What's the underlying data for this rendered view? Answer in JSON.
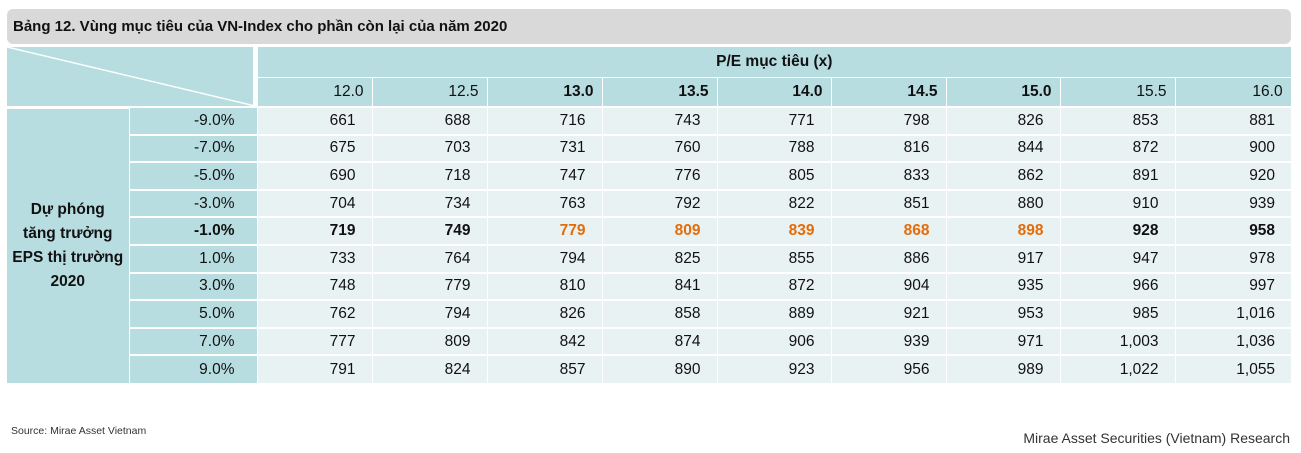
{
  "title": "Bảng 12. Vùng mục tiêu của VN-Index cho phần còn lại của năm 2020",
  "pe_title": "P/E mục tiêu (x)",
  "pe_values": [
    {
      "label": "12.0",
      "bold": false
    },
    {
      "label": "12.5",
      "bold": false
    },
    {
      "label": "13.0",
      "bold": true
    },
    {
      "label": "13.5",
      "bold": true
    },
    {
      "label": "14.0",
      "bold": true
    },
    {
      "label": "14.5",
      "bold": true
    },
    {
      "label": "15.0",
      "bold": true
    },
    {
      "label": "15.5",
      "bold": false
    },
    {
      "label": "16.0",
      "bold": false
    }
  ],
  "row_header": {
    "line1": "Dự phóng",
    "line2": "tăng trưởng",
    "line3": "EPS thị trường",
    "line4": "2020"
  },
  "rows": [
    {
      "growth": "-9.0%",
      "highlight": false,
      "cells": [
        {
          "v": "661"
        },
        {
          "v": "688"
        },
        {
          "v": "716"
        },
        {
          "v": "743"
        },
        {
          "v": "771"
        },
        {
          "v": "798"
        },
        {
          "v": "826"
        },
        {
          "v": "853"
        },
        {
          "v": "881"
        }
      ]
    },
    {
      "growth": "-7.0%",
      "highlight": false,
      "cells": [
        {
          "v": "675"
        },
        {
          "v": "703"
        },
        {
          "v": "731"
        },
        {
          "v": "760"
        },
        {
          "v": "788"
        },
        {
          "v": "816"
        },
        {
          "v": "844"
        },
        {
          "v": "872"
        },
        {
          "v": "900"
        }
      ]
    },
    {
      "growth": "-5.0%",
      "highlight": false,
      "cells": [
        {
          "v": "690"
        },
        {
          "v": "718"
        },
        {
          "v": "747"
        },
        {
          "v": "776"
        },
        {
          "v": "805"
        },
        {
          "v": "833"
        },
        {
          "v": "862"
        },
        {
          "v": "891"
        },
        {
          "v": "920"
        }
      ]
    },
    {
      "growth": "-3.0%",
      "highlight": false,
      "cells": [
        {
          "v": "704"
        },
        {
          "v": "734"
        },
        {
          "v": "763"
        },
        {
          "v": "792"
        },
        {
          "v": "822"
        },
        {
          "v": "851"
        },
        {
          "v": "880"
        },
        {
          "v": "910"
        },
        {
          "v": "939"
        }
      ]
    },
    {
      "growth": "-1.0%",
      "highlight": true,
      "cells": [
        {
          "v": "719"
        },
        {
          "v": "749"
        },
        {
          "v": "779",
          "orange": true
        },
        {
          "v": "809",
          "orange": true
        },
        {
          "v": "839",
          "orange": true
        },
        {
          "v": "868",
          "orange": true
        },
        {
          "v": "898",
          "orange": true
        },
        {
          "v": "928"
        },
        {
          "v": "958"
        }
      ]
    },
    {
      "growth": "1.0%",
      "highlight": false,
      "cells": [
        {
          "v": "733"
        },
        {
          "v": "764"
        },
        {
          "v": "794"
        },
        {
          "v": "825"
        },
        {
          "v": "855"
        },
        {
          "v": "886"
        },
        {
          "v": "917"
        },
        {
          "v": "947"
        },
        {
          "v": "978"
        }
      ]
    },
    {
      "growth": "3.0%",
      "highlight": false,
      "cells": [
        {
          "v": "748"
        },
        {
          "v": "779"
        },
        {
          "v": "810"
        },
        {
          "v": "841"
        },
        {
          "v": "872"
        },
        {
          "v": "904"
        },
        {
          "v": "935"
        },
        {
          "v": "966"
        },
        {
          "v": "997"
        }
      ]
    },
    {
      "growth": "5.0%",
      "highlight": false,
      "cells": [
        {
          "v": "762"
        },
        {
          "v": "794"
        },
        {
          "v": "826"
        },
        {
          "v": "858"
        },
        {
          "v": "889"
        },
        {
          "v": "921"
        },
        {
          "v": "953"
        },
        {
          "v": "985"
        },
        {
          "v": "1,016"
        }
      ]
    },
    {
      "growth": "7.0%",
      "highlight": false,
      "cells": [
        {
          "v": "777"
        },
        {
          "v": "809"
        },
        {
          "v": "842"
        },
        {
          "v": "874"
        },
        {
          "v": "906"
        },
        {
          "v": "939"
        },
        {
          "v": "971"
        },
        {
          "v": "1,003"
        },
        {
          "v": "1,036"
        }
      ]
    },
    {
      "growth": "9.0%",
      "highlight": false,
      "cells": [
        {
          "v": "791"
        },
        {
          "v": "824"
        },
        {
          "v": "857"
        },
        {
          "v": "890"
        },
        {
          "v": "923"
        },
        {
          "v": "956"
        },
        {
          "v": "989"
        },
        {
          "v": "1,022"
        },
        {
          "v": "1,055"
        }
      ]
    }
  ],
  "source": "Source: Mirae Asset Vietnam",
  "footer": "Mirae Asset Securities (Vietnam) Research",
  "colors": {
    "header_teal": "#b7dde1",
    "cell_bg": "#e9f2f3",
    "highlight_orange": "#e36c0a",
    "title_bar_gray": "#d9d9d9"
  }
}
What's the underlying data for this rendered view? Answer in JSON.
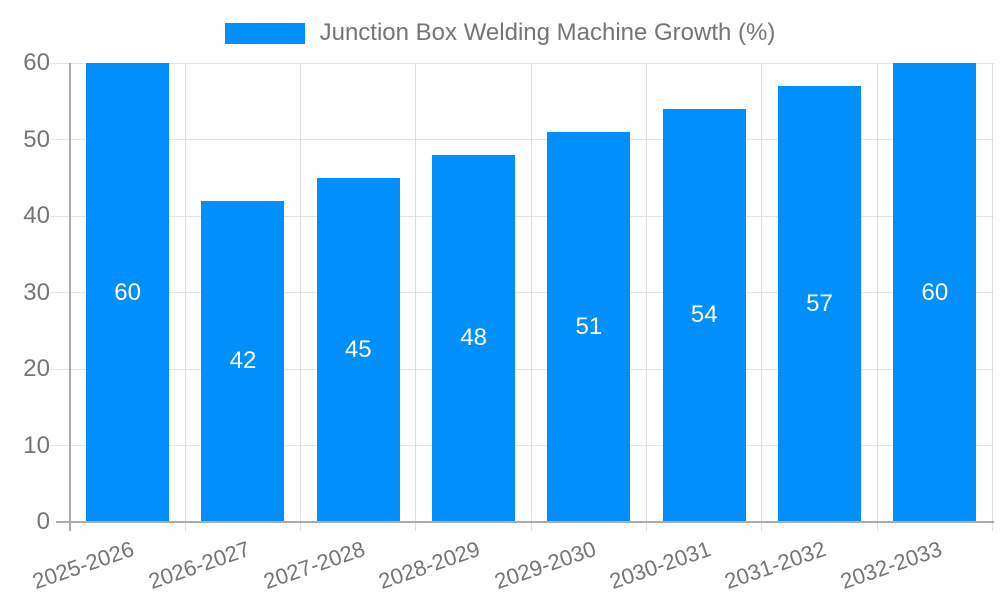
{
  "legend": {
    "label": "Junction Box Welding Machine Growth (%)"
  },
  "chart_data": {
    "type": "bar",
    "title": "Junction Box Welding Machine Growth (%)",
    "series": [
      {
        "name": "Junction Box Welding Machine Growth (%)",
        "values": [
          60,
          42,
          45,
          48,
          51,
          54,
          57,
          60
        ]
      }
    ],
    "categories": [
      "2025-2026",
      "2026-2027",
      "2027-2028",
      "2028-2029",
      "2029-2030",
      "2030-2031",
      "2031-2032",
      "2032-2033"
    ],
    "value_labels": [
      "60",
      "42",
      "45",
      "48",
      "51",
      "54",
      "57",
      "60"
    ],
    "xlabel": "",
    "ylabel": "",
    "ylim": [
      0,
      60
    ],
    "yticks": [
      "0",
      "10",
      "20",
      "30",
      "40",
      "50",
      "60"
    ],
    "grid": "on",
    "legend_position": "top",
    "colors": {
      "bar": "#008FFB",
      "value_label": "#FFFFFF",
      "axis_text": "#757575",
      "h_gridline": "#E5E5E5",
      "v_gridline": "#E0E0E0",
      "axis_line": "#ABABAB",
      "background": "#FFFFFF"
    }
  }
}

== == ==

#### Given request:
Find every line in the records above that holds the word "Welding", and copy each one.

#### Output of the exercise:
    "label": "Junction Box Welding Machine Growth (%)"
    "title": "Junction Box Welding Machine Growth (%)",
        "name": "Junction Box Welding Machine Growth (%)",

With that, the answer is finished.